Select and copy out every line in the records containing "text".
-- begin --
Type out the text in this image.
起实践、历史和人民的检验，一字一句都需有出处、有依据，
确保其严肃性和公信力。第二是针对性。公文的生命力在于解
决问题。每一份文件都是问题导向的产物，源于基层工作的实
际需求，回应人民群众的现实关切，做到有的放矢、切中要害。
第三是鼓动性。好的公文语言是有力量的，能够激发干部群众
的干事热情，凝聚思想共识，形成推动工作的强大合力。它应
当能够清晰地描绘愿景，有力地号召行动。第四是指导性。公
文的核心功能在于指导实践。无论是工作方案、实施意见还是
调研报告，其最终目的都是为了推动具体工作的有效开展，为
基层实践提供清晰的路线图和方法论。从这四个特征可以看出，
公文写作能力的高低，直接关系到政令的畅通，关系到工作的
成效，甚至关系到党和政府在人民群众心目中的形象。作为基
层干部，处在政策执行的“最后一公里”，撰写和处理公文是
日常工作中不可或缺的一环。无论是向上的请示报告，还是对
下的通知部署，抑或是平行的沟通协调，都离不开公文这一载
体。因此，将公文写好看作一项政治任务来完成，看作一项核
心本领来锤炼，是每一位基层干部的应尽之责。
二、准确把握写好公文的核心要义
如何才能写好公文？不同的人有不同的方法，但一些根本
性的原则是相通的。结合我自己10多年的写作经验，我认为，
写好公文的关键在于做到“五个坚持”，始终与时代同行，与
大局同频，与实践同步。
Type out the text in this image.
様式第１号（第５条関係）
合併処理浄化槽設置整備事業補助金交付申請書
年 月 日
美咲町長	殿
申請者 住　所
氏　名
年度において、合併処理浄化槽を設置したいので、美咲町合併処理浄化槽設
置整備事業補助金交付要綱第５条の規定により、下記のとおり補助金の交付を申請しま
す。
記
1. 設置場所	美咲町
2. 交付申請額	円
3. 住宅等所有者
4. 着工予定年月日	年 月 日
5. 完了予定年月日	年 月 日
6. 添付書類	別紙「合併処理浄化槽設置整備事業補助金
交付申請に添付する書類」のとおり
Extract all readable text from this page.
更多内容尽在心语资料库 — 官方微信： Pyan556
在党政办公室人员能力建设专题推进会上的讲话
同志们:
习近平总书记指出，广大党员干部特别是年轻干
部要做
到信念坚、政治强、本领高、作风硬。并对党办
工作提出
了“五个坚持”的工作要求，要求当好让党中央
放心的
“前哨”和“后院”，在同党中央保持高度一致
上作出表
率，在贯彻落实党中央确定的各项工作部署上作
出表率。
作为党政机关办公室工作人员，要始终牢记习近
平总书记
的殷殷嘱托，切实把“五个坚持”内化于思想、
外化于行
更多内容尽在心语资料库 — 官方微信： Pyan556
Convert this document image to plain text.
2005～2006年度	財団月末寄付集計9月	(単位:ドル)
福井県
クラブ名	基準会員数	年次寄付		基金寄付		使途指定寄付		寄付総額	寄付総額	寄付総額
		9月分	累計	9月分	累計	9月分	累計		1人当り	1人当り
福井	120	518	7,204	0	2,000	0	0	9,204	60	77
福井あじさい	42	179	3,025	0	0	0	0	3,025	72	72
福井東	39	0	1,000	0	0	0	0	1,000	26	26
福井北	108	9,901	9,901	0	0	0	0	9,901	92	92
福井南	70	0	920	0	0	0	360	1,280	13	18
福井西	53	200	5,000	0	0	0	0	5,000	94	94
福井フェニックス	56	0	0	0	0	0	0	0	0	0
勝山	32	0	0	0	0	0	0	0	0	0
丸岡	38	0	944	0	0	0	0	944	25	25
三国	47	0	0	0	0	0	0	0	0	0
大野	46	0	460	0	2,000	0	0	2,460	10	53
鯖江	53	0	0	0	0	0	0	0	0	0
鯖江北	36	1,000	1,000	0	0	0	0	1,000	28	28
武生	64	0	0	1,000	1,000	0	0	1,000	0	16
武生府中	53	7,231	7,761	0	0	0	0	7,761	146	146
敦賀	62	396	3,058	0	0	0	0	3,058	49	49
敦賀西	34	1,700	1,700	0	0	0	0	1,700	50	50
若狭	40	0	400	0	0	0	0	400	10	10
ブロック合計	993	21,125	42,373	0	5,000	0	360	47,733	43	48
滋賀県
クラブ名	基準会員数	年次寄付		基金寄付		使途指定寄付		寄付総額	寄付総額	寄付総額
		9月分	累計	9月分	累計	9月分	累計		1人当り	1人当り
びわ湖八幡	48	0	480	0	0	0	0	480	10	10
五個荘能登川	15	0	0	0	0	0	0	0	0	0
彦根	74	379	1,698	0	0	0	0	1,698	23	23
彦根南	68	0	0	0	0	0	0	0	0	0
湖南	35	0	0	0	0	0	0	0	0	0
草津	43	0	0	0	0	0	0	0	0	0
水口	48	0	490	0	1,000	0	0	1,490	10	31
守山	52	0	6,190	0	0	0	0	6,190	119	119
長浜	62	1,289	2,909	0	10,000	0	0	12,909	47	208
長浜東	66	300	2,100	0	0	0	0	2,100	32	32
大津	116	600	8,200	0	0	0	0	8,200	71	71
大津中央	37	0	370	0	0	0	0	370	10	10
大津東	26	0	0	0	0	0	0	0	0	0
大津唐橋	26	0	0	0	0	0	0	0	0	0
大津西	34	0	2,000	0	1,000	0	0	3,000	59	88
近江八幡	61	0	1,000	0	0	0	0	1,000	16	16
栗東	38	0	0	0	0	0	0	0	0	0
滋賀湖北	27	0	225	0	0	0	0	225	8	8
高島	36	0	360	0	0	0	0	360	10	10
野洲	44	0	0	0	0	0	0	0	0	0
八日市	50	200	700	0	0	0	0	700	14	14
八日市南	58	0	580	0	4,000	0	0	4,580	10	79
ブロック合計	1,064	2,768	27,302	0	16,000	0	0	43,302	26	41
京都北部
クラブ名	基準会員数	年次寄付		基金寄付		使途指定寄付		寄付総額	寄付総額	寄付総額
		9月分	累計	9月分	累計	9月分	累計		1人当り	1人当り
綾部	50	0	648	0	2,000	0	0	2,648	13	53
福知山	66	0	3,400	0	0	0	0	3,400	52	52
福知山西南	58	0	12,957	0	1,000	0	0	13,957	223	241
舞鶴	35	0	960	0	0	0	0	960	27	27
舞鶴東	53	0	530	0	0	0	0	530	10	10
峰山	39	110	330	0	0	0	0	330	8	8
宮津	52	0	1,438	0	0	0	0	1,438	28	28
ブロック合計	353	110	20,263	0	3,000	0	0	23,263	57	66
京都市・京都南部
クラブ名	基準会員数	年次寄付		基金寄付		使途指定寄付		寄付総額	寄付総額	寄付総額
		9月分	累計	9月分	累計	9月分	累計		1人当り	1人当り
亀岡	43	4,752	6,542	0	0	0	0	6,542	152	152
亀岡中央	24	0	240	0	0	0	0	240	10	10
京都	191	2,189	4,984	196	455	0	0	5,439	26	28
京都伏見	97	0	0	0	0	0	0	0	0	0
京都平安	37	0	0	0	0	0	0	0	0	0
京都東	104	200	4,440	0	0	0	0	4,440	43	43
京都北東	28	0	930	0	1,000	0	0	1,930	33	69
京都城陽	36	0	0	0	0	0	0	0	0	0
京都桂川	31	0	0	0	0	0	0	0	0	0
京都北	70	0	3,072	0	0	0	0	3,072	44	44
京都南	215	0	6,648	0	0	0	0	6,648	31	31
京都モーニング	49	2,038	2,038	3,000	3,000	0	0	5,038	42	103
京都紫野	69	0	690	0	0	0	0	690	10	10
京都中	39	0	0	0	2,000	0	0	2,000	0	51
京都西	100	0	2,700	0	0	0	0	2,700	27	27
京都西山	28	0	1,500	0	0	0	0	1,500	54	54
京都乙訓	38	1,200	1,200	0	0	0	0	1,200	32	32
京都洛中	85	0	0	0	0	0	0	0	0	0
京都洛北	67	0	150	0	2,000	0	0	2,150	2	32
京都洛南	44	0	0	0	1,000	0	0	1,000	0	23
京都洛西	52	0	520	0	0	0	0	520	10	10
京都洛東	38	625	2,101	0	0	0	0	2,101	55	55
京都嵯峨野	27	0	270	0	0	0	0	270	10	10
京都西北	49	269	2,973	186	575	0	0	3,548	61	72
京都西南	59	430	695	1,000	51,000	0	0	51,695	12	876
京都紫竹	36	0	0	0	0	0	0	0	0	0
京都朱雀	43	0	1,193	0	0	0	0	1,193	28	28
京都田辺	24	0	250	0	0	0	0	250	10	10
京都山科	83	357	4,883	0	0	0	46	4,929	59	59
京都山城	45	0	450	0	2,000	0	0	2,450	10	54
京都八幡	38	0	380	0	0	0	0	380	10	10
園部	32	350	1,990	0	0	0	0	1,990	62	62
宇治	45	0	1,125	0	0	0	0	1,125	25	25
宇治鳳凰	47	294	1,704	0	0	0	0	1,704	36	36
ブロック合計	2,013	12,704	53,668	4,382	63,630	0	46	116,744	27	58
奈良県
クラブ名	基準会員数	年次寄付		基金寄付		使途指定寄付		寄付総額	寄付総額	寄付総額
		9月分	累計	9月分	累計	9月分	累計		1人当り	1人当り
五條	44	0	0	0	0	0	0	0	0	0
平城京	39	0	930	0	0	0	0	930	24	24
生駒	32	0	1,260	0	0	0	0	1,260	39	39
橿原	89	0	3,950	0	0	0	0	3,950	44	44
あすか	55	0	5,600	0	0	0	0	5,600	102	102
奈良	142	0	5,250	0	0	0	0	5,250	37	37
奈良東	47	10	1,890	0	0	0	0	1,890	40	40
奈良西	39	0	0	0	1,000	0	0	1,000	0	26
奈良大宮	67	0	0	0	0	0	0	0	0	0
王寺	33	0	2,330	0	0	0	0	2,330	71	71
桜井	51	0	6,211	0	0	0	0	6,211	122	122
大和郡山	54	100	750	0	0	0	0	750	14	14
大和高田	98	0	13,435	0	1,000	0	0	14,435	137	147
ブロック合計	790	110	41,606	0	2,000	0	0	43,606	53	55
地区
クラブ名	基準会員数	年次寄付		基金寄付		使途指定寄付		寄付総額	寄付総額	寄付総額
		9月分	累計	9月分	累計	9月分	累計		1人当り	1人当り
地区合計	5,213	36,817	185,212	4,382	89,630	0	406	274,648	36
-- end --
IN RESPONSE —
Type out the text in this image.
Type out the text in this image.
Extract all readable text from this page.
Convert this document image to plain text.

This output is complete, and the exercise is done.